**Exercise details:** Repeat every record below exactly as written.

Dataset items:
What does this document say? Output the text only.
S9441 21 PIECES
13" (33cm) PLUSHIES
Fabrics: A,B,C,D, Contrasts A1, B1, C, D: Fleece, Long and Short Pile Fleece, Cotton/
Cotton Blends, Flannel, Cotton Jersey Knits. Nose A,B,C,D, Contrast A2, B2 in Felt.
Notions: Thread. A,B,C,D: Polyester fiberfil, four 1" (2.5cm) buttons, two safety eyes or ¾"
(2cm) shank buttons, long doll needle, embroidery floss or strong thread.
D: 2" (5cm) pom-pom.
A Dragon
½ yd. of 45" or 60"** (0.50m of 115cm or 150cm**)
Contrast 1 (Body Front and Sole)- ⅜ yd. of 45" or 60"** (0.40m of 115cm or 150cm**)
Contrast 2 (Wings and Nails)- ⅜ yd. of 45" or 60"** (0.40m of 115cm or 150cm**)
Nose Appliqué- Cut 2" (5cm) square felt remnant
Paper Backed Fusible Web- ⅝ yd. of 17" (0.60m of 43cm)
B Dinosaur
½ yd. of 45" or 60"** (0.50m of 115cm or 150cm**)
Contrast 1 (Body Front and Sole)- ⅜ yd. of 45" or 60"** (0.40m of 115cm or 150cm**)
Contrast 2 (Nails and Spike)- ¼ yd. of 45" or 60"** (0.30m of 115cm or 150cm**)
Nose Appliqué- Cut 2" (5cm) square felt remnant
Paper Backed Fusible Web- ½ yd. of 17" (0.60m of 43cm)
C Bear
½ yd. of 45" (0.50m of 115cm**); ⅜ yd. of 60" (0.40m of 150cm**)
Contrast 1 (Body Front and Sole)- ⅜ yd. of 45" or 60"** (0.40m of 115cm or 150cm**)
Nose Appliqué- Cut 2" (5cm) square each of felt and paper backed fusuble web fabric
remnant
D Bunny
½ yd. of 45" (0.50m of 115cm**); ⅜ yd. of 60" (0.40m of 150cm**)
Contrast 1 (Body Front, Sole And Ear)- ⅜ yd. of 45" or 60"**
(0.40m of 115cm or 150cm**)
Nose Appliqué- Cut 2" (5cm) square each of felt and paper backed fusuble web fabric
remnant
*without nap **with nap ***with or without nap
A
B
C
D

**Solved problem:**
What does this document say? Output the text only.
S9441 21 PIECES
13" (33cm) PLUSHIES
Fabrics: A,B,C,D, Contrasts A1, B1, C, D: Fleece, Long and Short Pile Fleece, Cotton/
Cotton Blends, Flannel, Cotton Jersey Knits. Nose A,B,C,D, Contrast A2, B2 in Felt.
Notions: Thread. A,B,C,D: Polyester fiberfil, four 1" (2.5cm) buttons, two safety eyes or ¾"
(2cm) shank buttons, long doll needle, embroidery floss or strong thread.
D: 2" (5cm) pom-pom.
A Dragon
½ yd. of 45" or 60"** (0.50m of 115cm or 150cm**)
Contrast 1 (Body Front and Sole)- ⅜ yd. of 45" or 60"** (0.40m of 115cm or 150cm**)
Contrast 2 (Wings and Nails)- ⅜ yd. of 45" or 60"** (0.40m of 115cm or 150cm**)
Nose Appliqué- Cut 2" (5cm) square felt remnant
Paper Backed Fusible Web- ⅝ yd. of 17" (0.60m of 43cm)
B Dinosaur
½ yd. of 45" or 60"** (0.50m of 115cm or 150cm**)
Contrast 1 (Body Front and Sole)- ⅜ yd. of 45" or 60"** (0.40m of 115cm or 150cm**)
Contrast 2 (Nails and Spike)- ¼ yd. of 45" or 60"** (0.30m of 115cm or 150cm**)
Nose Appliqué- Cut 2" (5cm) square felt remnant
Paper Backed Fusible Web- ½ yd. of 17" (0.60m of 43cm)
C Bear
½ yd. of 45" (0.50m of 115cm**); ⅜ yd. of 60" (0.40m of 150cm**)
Contrast 1 (Body Front and Sole)- ⅜ yd. of 45" or 60"** (0.40m of 115cm or 150cm**)
Nose Appliqué- Cut 2" (5cm) square each of felt and paper backed fusuble web fabric
remnant
D Bunny
½ yd. of 45" (0.50m of 115cm**); ⅜ yd. of 60" (0.40m of 150cm**)
Contrast 1 (Body Front, Sole And Ear)- ⅜ yd. of 45" or 60"**
(0.40m of 115cm or 150cm**)
Nose Appliqué- Cut 2" (5cm) square each of felt and paper backed fusuble web fabric
remnant
*without nap **with nap ***with or without nap
A
B
C
D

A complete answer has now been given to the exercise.